# Problem details
Every line of the data must be copied exactly.

>> BEGIN Records for this exercise

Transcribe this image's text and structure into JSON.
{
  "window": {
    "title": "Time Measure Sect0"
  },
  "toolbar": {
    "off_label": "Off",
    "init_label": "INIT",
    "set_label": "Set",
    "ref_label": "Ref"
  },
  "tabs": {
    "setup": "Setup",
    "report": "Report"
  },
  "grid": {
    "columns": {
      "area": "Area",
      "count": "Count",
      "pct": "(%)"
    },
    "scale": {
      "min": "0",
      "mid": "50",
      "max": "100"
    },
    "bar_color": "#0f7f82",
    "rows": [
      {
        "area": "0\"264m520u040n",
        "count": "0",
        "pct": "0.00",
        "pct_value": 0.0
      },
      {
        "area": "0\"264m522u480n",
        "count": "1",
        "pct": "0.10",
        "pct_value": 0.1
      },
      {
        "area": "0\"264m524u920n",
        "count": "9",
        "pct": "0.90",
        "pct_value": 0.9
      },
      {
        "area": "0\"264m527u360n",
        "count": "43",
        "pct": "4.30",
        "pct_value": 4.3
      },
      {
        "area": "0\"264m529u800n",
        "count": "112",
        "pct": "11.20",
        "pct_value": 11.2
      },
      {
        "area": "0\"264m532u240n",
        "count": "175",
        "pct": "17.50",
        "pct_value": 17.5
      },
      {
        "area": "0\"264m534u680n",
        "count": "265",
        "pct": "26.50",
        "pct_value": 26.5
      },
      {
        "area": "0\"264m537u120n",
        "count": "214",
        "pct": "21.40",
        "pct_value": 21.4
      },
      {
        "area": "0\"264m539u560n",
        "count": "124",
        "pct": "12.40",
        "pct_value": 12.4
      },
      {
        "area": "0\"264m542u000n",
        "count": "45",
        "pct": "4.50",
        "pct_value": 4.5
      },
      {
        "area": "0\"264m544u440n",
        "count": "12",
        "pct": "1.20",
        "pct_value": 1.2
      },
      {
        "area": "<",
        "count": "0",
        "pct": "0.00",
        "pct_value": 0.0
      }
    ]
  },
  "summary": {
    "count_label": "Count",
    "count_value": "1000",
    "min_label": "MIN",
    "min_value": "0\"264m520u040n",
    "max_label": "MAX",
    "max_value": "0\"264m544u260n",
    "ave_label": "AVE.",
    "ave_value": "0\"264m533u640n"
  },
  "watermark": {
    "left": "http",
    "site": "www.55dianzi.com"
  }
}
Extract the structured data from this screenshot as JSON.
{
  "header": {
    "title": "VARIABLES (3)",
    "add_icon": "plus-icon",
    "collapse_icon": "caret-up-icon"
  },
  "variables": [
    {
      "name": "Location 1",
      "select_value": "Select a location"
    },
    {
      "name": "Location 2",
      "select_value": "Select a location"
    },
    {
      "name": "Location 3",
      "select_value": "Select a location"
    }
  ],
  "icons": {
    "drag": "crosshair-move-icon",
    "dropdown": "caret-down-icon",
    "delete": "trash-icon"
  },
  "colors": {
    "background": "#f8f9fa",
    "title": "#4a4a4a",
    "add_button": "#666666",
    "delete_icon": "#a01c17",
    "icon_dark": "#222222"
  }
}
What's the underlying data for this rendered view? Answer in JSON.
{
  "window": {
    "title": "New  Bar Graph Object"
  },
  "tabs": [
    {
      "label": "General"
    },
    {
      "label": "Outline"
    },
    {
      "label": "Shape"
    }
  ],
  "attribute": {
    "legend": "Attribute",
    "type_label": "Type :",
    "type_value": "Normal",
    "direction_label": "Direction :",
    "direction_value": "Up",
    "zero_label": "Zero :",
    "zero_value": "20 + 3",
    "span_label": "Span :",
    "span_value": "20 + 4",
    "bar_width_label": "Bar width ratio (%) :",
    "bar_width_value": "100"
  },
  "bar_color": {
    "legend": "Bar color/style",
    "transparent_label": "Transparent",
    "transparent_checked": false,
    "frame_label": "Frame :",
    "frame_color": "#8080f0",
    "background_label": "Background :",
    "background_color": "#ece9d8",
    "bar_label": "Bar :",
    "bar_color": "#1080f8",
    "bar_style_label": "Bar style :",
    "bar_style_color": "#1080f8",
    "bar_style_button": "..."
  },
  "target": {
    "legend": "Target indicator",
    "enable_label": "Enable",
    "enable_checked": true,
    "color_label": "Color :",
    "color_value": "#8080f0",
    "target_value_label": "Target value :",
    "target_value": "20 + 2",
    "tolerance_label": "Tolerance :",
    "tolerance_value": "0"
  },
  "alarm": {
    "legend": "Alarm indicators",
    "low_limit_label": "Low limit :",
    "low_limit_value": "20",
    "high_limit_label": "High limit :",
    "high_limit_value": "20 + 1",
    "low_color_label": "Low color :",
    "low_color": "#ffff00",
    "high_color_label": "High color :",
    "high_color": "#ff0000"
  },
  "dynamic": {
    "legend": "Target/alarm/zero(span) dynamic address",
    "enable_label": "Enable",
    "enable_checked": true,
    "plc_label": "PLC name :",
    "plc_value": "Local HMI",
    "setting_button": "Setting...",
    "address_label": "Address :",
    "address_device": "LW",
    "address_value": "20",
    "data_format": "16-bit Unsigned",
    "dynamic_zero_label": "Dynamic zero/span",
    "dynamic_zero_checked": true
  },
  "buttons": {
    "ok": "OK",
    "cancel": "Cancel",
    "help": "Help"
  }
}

>> END Records for this exercise

# Answer to this task
Transcribe this image's text and structure into JSON.
{
  "window": {
    "title": "Time Measure Sect0"
  },
  "toolbar": {
    "off_label": "Off",
    "init_label": "INIT",
    "set_label": "Set",
    "ref_label": "Ref"
  },
  "tabs": {
    "setup": "Setup",
    "report": "Report"
  },
  "grid": {
    "columns": {
      "area": "Area",
      "count": "Count",
      "pct": "(%)"
    },
    "scale": {
      "min": "0",
      "mid": "50",
      "max": "100"
    },
    "bar_color": "#0f7f82",
    "rows": [
      {
        "area": "0\"264m520u040n",
        "count": "0",
        "pct": "0.00",
        "pct_value": 0.0
      },
      {
        "area": "0\"264m522u480n",
        "count": "1",
        "pct": "0.10",
        "pct_value": 0.1
      },
      {
        "area": "0\"264m524u920n",
        "count": "9",
        "pct": "0.90",
        "pct_value": 0.9
      },
      {
        "area": "0\"264m527u360n",
        "count": "43",
        "pct": "4.30",
        "pct_value": 4.3
      },
      {
        "area": "0\"264m529u800n",
        "count": "112",
        "pct": "11.20",
        "pct_value": 11.2
      },
      {
        "area": "0\"264m532u240n",
        "count": "175",
        "pct": "17.50",
        "pct_value": 17.5
      },
      {
        "area": "0\"264m534u680n",
        "count": "265",
        "pct": "26.50",
        "pct_value": 26.5
      },
      {
        "area": "0\"264m537u120n",
        "count": "214",
        "pct": "21.40",
        "pct_value": 21.4
      },
      {
        "area": "0\"264m539u560n",
        "count": "124",
        "pct": "12.40",
        "pct_value": 12.4
      },
      {
        "area": "0\"264m542u000n",
        "count": "45",
        "pct": "4.50",
        "pct_value": 4.5
      },
      {
        "area": "0\"264m544u440n",
        "count": "12",
        "pct": "1.20",
        "pct_value": 1.2
      },
      {
        "area": "<",
        "count": "0",
        "pct": "0.00",
        "pct_value": 0.0
      }
    ]
  },
  "summary": {
    "count_label": "Count",
    "count_value": "1000",
    "min_label": "MIN",
    "min_value": "0\"264m520u040n",
    "max_label": "MAX",
    "max_value": "0\"264m544u260n",
    "ave_label": "AVE.",
    "ave_value": "0\"264m533u640n"
  },
  "watermark": {
    "left": "http",
    "site": "www.55dianzi.com"
  }
}
Extract the structured data from this screenshot as JSON.
{
  "header": {
    "title": "VARIABLES (3)",
    "add_icon": "plus-icon",
    "collapse_icon": "caret-up-icon"
  },
  "variables": [
    {
      "name": "Location 1",
      "select_value": "Select a location"
    },
    {
      "name": "Location 2",
      "select_value": "Select a location"
    },
    {
      "name": "Location 3",
      "select_value": "Select a location"
    }
  ],
  "icons": {
    "drag": "crosshair-move-icon",
    "dropdown": "caret-down-icon",
    "delete": "trash-icon"
  },
  "colors": {
    "background": "#f8f9fa",
    "title": "#4a4a4a",
    "add_button": "#666666",
    "delete_icon": "#a01c17",
    "icon_dark": "#222222"
  }
}
What's the underlying data for this rendered view? Answer in JSON.
{
  "window": {
    "title": "New  Bar Graph Object"
  },
  "tabs": [
    {
      "label": "General"
    },
    {
      "label": "Outline"
    },
    {
      "label": "Shape"
    }
  ],
  "attribute": {
    "legend": "Attribute",
    "type_label": "Type :",
    "type_value": "Normal",
    "direction_label": "Direction :",
    "direction_value": "Up",
    "zero_label": "Zero :",
    "zero_value": "20 + 3",
    "span_label": "Span :",
    "span_value": "20 + 4",
    "bar_width_label": "Bar width ratio (%) :",
    "bar_width_value": "100"
  },
  "bar_color": {
    "legend": "Bar color/style",
    "transparent_label": "Transparent",
    "transparent_checked": false,
    "frame_label": "Frame :",
    "frame_color": "#8080f0",
    "background_label": "Background :",
    "background_color": "#ece9d8",
    "bar_label": "Bar :",
    "bar_color": "#1080f8",
    "bar_style_label": "Bar style :",
    "bar_style_color": "#1080f8",
    "bar_style_button": "..."
  },
  "target": {
    "legend": "Target indicator",
    "enable_label": "Enable",
    "enable_checked": true,
    "color_label": "Color :",
    "color_value": "#8080f0",
    "target_value_label": "Target value :",
    "target_value": "20 + 2",
    "tolerance_label": "Tolerance :",
    "tolerance_value": "0"
  },
  "alarm": {
    "legend": "Alarm indicators",
    "low_limit_label": "Low limit :",
    "low_limit_value": "20",
    "high_limit_label": "High limit :",
    "high_limit_value": "20 + 1",
    "low_color_label": "Low color :",
    "low_color": "#ffff00",
    "high_color_label": "High color :",
    "high_color": "#ff0000"
  },
  "dynamic": {
    "legend": "Target/alarm/zero(span) dynamic address",
    "enable_label": "Enable",
    "enable_checked": true,
    "plc_label": "PLC name :",
    "plc_value": "Local HMI",
    "setting_button": "Setting...",
    "address_label": "Address :",
    "address_device": "LW",
    "address_value": "20",
    "data_format": "16-bit Unsigned",
    "dynamic_zero_label": "Dynamic zero/span",
    "dynamic_zero_checked": true
  },
  "buttons": {
    "ok": "OK",
    "cancel": "Cancel",
    "help": "Help"
  }
}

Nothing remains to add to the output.